- Challenge -
Return only the count of lines in which the word "JSON" appears.

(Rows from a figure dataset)
★ ★ ★ ★

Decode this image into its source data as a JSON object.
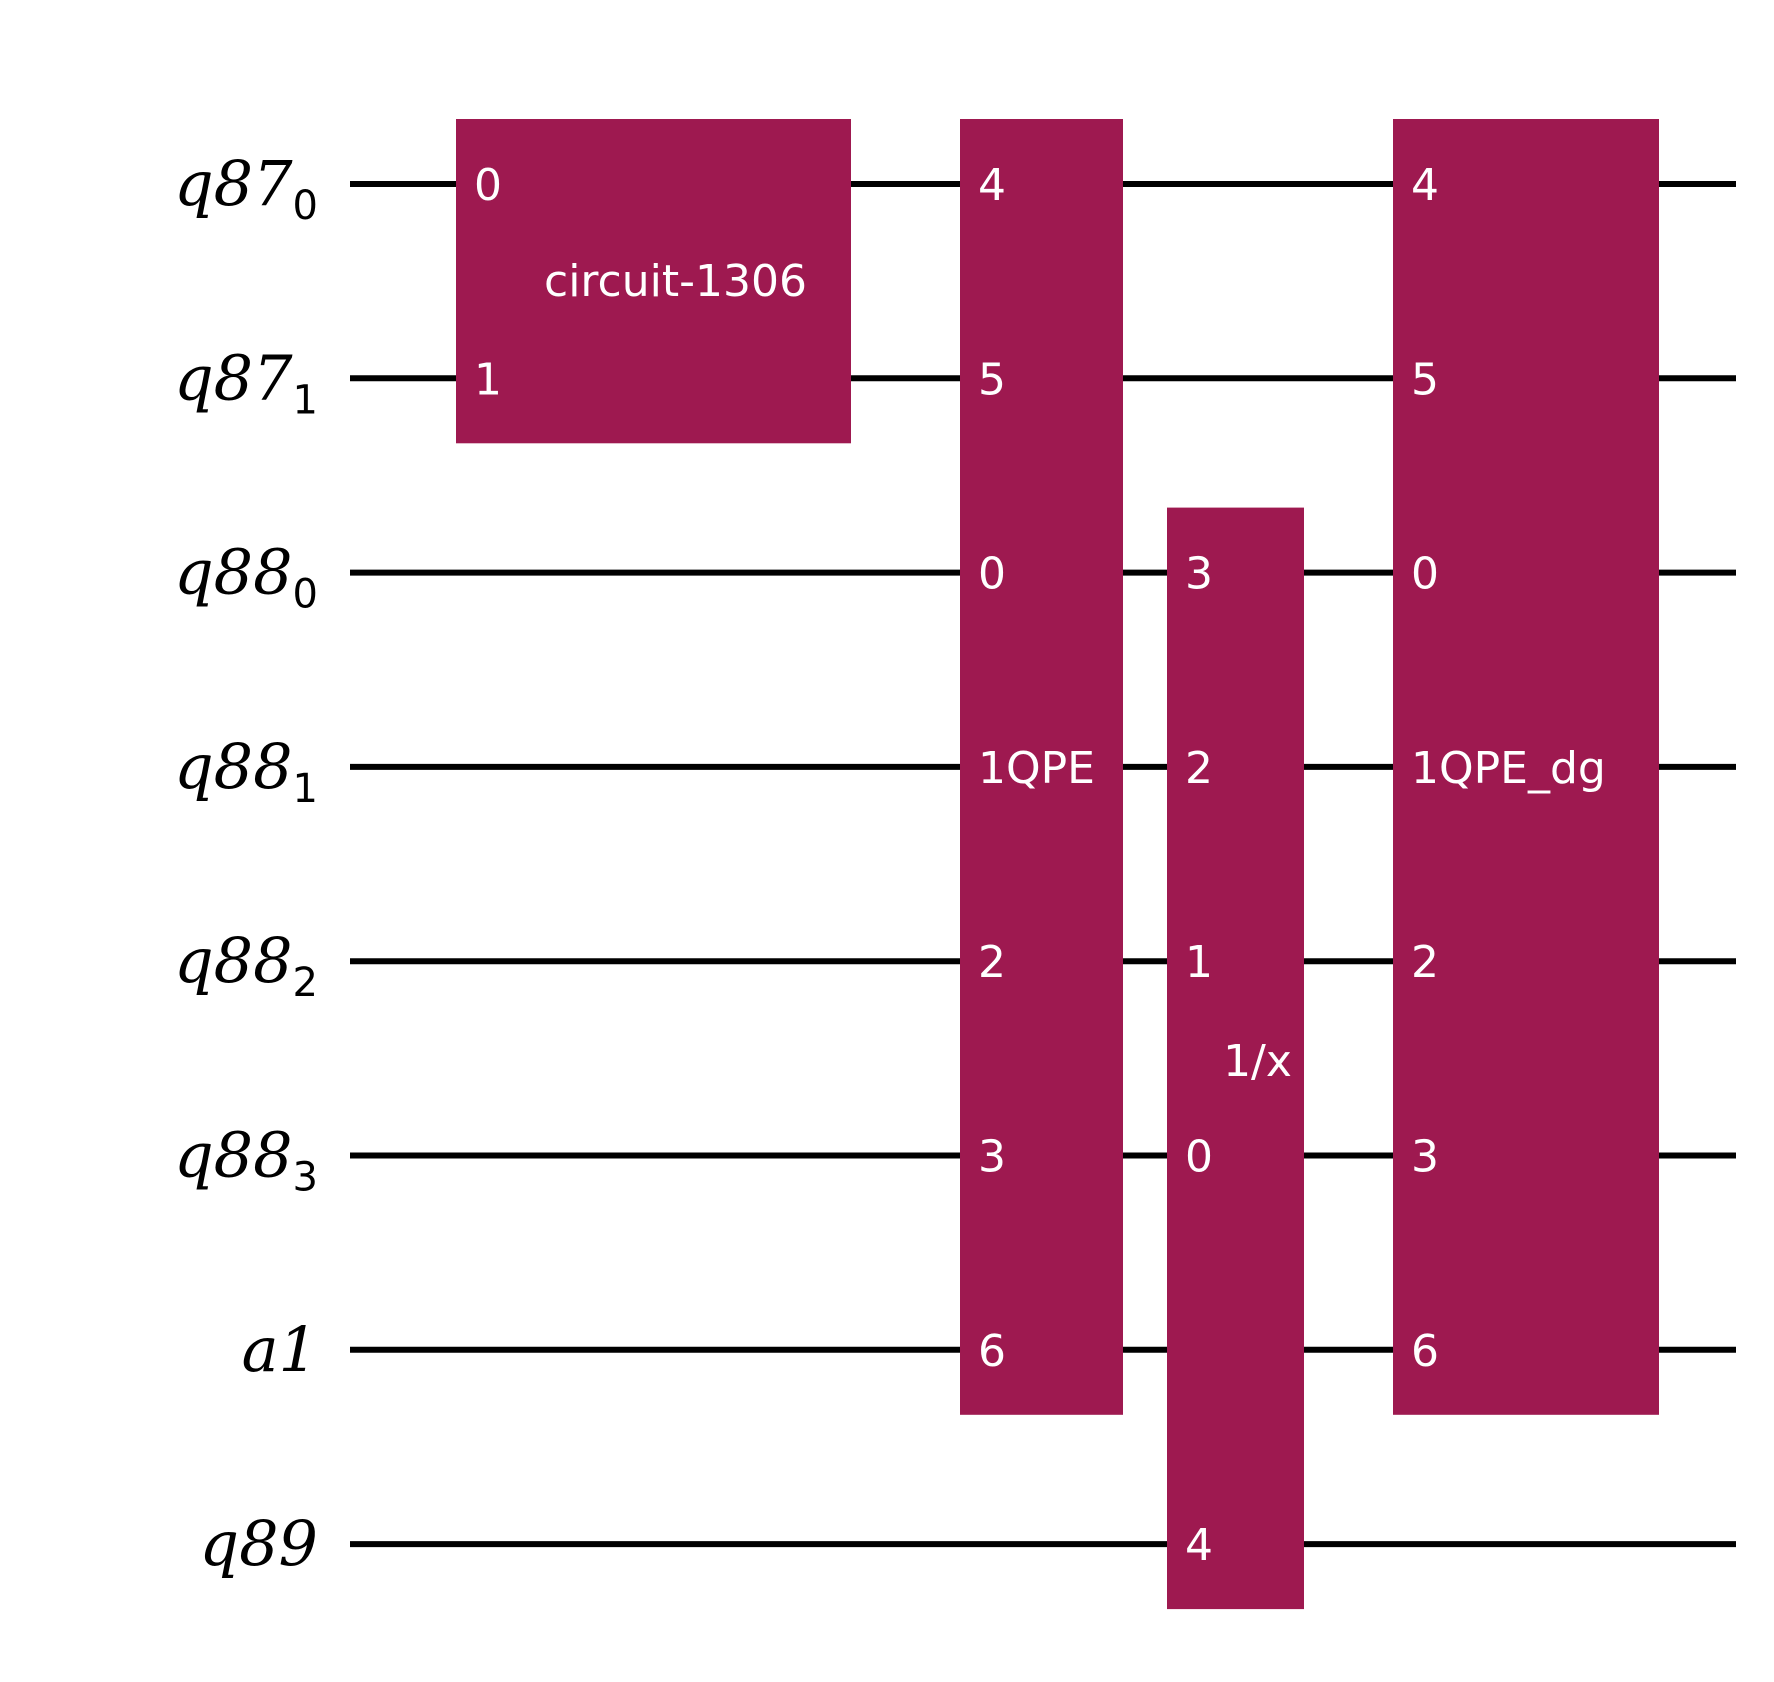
{
  "qubits": [
    {
      "name": "q87",
      "sub": "0"
    },
    {
      "name": "q87",
      "sub": "1"
    },
    {
      "name": "q88",
      "sub": "0"
    },
    {
      "name": "q88",
      "sub": "1"
    },
    {
      "name": "q88",
      "sub": "2"
    },
    {
      "name": "q88",
      "sub": "3"
    },
    {
      "name": "a1",
      "sub": ""
    },
    {
      "name": "q89",
      "sub": ""
    }
  ],
  "gates": [
    {
      "label": "circuit-1306",
      "qubits": [
        0,
        1
      ],
      "pins": [
        "0",
        "1"
      ]
    },
    {
      "label": "QPE",
      "qubits": [
        0,
        1,
        2,
        3,
        4,
        5,
        6
      ],
      "pins": [
        "4",
        "5",
        "0",
        "1",
        "2",
        "3",
        "6"
      ]
    },
    {
      "label": "1/x",
      "qubits": [
        2,
        3,
        4,
        5,
        7
      ],
      "pins": [
        "3",
        "2",
        "1",
        "0",
        "4"
      ]
    },
    {
      "label": "QPE_dg",
      "qubits": [
        0,
        1,
        2,
        3,
        4,
        5,
        6
      ],
      "pins": [
        "4",
        "5",
        "0",
        "1",
        "2",
        "3",
        "6"
      ]
    }
  ],
  "colors": {
    "gate_fill": "#9e1950",
    "wire": "#000000",
    "gate_text": "#ffffff"
  }
}
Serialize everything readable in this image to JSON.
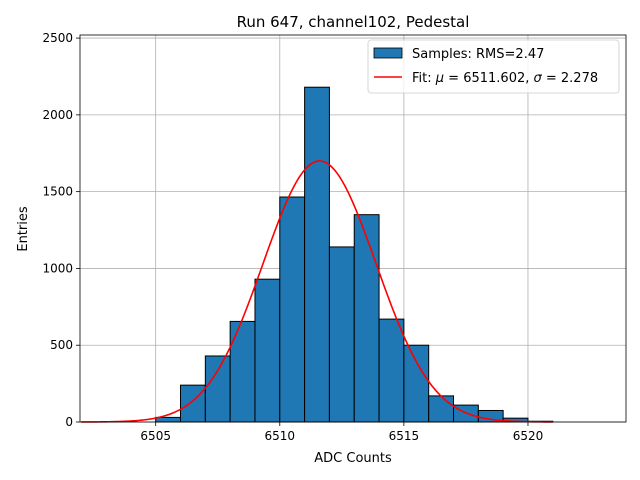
{
  "chart_data": {
    "type": "bar",
    "title": "Run 647, channel102, Pedestal",
    "xlabel": "ADC Counts",
    "ylabel": "Entries",
    "xlim": [
      6501.95,
      6523.95
    ],
    "ylim": [
      0,
      2520
    ],
    "x_ticks": [
      6505,
      6510,
      6515,
      6520
    ],
    "y_ticks": [
      0,
      500,
      1000,
      1500,
      2000,
      2500
    ],
    "grid": true,
    "legend_position": "top-right",
    "bar_color": "#1f77b4",
    "fit_color": "#ff0000",
    "series": [
      {
        "name": "Samples: RMS=2.47",
        "type": "histogram",
        "bin_width": 1,
        "bins": [
          {
            "left": 6505,
            "right": 6506,
            "count": 30
          },
          {
            "left": 6506,
            "right": 6507,
            "count": 240
          },
          {
            "left": 6507,
            "right": 6508,
            "count": 430
          },
          {
            "left": 6508,
            "right": 6509,
            "count": 655
          },
          {
            "left": 6509,
            "right": 6510,
            "count": 930
          },
          {
            "left": 6510,
            "right": 6511,
            "count": 1465
          },
          {
            "left": 6511,
            "right": 6512,
            "count": 2180
          },
          {
            "left": 6512,
            "right": 6513,
            "count": 1140
          },
          {
            "left": 6513,
            "right": 6514,
            "count": 1350
          },
          {
            "left": 6514,
            "right": 6515,
            "count": 670
          },
          {
            "left": 6515,
            "right": 6516,
            "count": 500
          },
          {
            "left": 6516,
            "right": 6517,
            "count": 170
          },
          {
            "left": 6517,
            "right": 6518,
            "count": 110
          },
          {
            "left": 6518,
            "right": 6519,
            "count": 75
          },
          {
            "left": 6519,
            "right": 6520,
            "count": 25
          },
          {
            "left": 6520,
            "right": 6521,
            "count": 5
          }
        ]
      },
      {
        "name_prefix": "Fit: ",
        "name_mu": "μ",
        "name_mid": " = 6511.602, ",
        "name_sigma": "σ",
        "name_suffix": " = 2.278",
        "type": "gaussian",
        "mu": 6511.602,
        "sigma": 2.278,
        "amplitude": 1700,
        "x_range": [
          6502,
          6521
        ]
      }
    ]
  }
}
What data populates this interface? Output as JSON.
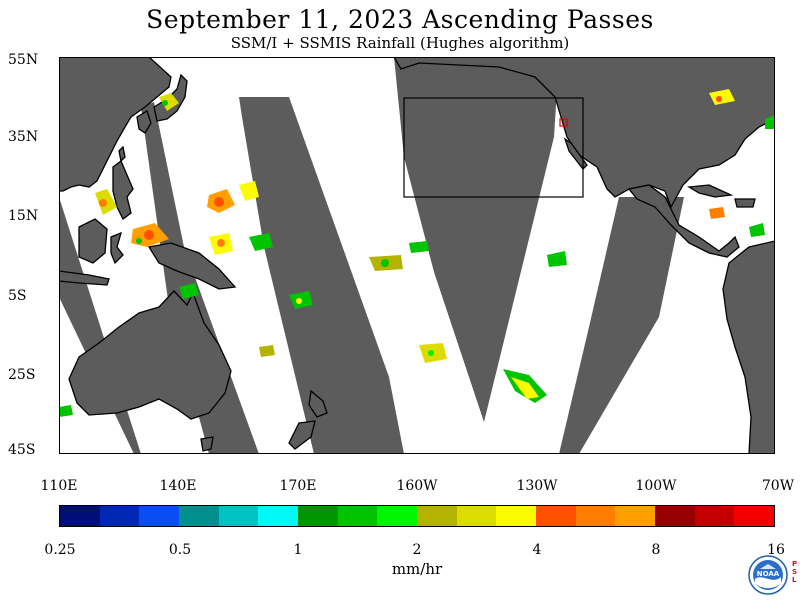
{
  "title": "September 11, 2023  Ascending Passes",
  "subtitle": "SSM/I + SSMIS Rainfall (Hughes algorithm)",
  "lat_labels": [
    "55N",
    "35N",
    "15N",
    "5S",
    "25S",
    "45S"
  ],
  "lon_labels": [
    "110E",
    "140E",
    "170E",
    "160W",
    "130W",
    "100W",
    "70W"
  ],
  "colorbar": {
    "colors": [
      "#000f73",
      "#0028b4",
      "#0a4df5",
      "#00918f",
      "#00c4c4",
      "#00f8f5",
      "#009400",
      "#00c400",
      "#00f500",
      "#b4b400",
      "#dcdc00",
      "#fcfc00",
      "#ff5000",
      "#ff7e00",
      "#ffa000",
      "#960000",
      "#c40000",
      "#f50000"
    ],
    "tick_labels": [
      "0.25",
      "0.5",
      "1",
      "2",
      "4",
      "8",
      "16"
    ]
  },
  "units": "mm/hr",
  "colors": {
    "land": "#5c5c5c",
    "coverage": "#ffffff",
    "box": "#000000"
  },
  "logo": {
    "text": "NOAA",
    "lab": "PSL"
  }
}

★ ★ ★ ★

- Finished task -
3